--- Text provided ---
....

# LRB portfolio - blank page problem



## duborg (Nov 12, 2014)

Hi 

I just started using LRB Portfolio as my webgalleri. I have made a list of services and prices as a PDF-file. 
This list i want to put in as a blank page as iframe. Should I convert it as html or should a PDF be ok? But where should i store the file? I tryed to upoad it on my ftp and direct an url in the blank page section, but when i upload fra LRB, i get an error saying that "the file does not exist" !?! Should i store the file by name.html and put ii in some libary for LRB like resources or something else? 
At the moment i have fixed it by just makeing a link to the pdf, but then the browser just opens another Window - of couse i would like to keep it IN the gallery as a blank page.

Hope anyone can help?


----------



## Sean McCormack (Nov 13, 2014)

duborg said:


> Hi I just started using LRB Portfolio as my webgalleri. I have made a list of services and prices as a PDF-file. This list i want to put in as a blank page as iframe. Should I convert it as html or should a PDF be ok? But where should i store the file? I tryed to upoad it on my ftp and direct an url in the blank page section, but when i upload fra LRB, i get an error saying that "the file does not exist" !?! Should i store the file by name.html and put ii in some libary for LRB like resources or something else? At the moment i have fixed it by just makeing a link to the pdf, but then the browser just opens another Window - of couse i would like to keep it IN the gallery as a blank page.Hope anyone can help?


You should already have my response via email.


----------



## duborg (Nov 14, 2014)

Yes i got your response Sean. Thank you (;


----------

....

--- Information shown ---

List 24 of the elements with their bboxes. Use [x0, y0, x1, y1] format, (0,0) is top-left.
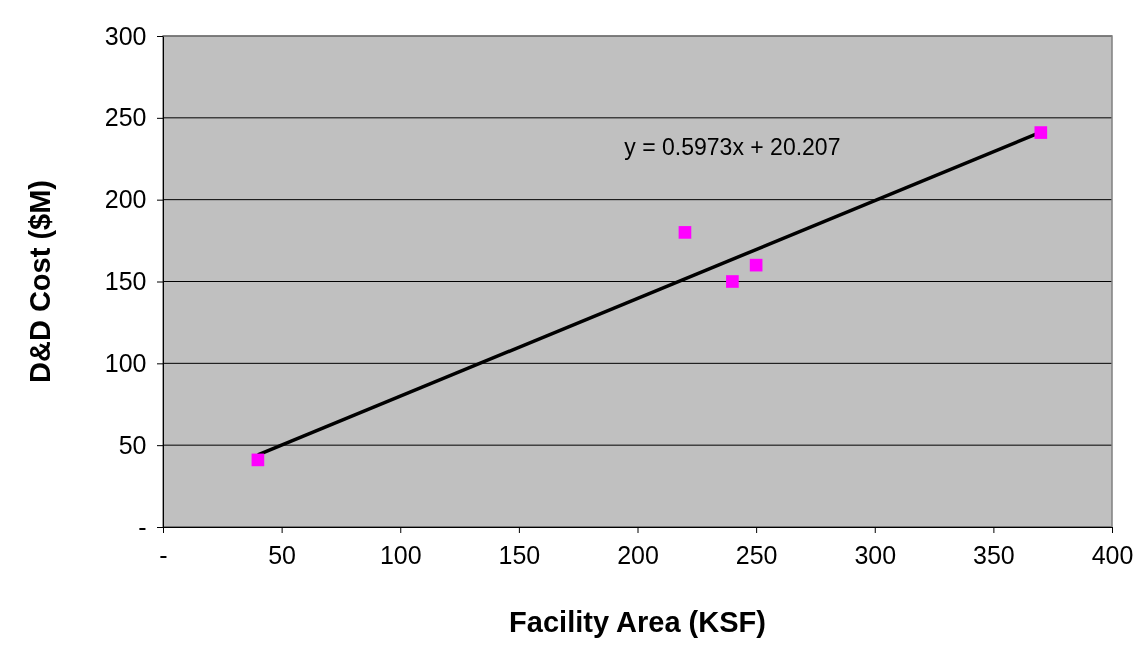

....

Can you repeat the part of the forum thread about the LRB Portfolio blank page that opens with the words "## Sean McCormack" and closes with "page.Hope anyone can help?", swapping "iframe" for "inline frame"? You won't need the material for this.

--- Task answer ---
## Sean McCormack (Nov 13, 2014)

duborg said:


> Hi I just started using LRB Portfolio as my webgalleri. I have made a list of services and prices as a PDF-file. This list i want to put in as a blank page as inline frame. Should I convert it as html or should a PDF be ok? But where should i store the file? I tryed to upoad it on my ftp and direct an url in the blank page section, but when i upload fra LRB, i get an error saying that "the file does not exist" !?! Should i store the file by name.html and put ii in some libary for LRB like resources or something else? At the moment i have fixed it by just makeing a link to the pdf, but then the browser just opens another Window - of couse i would like to keep it IN the gallery as a blank page.Hope anyone can help?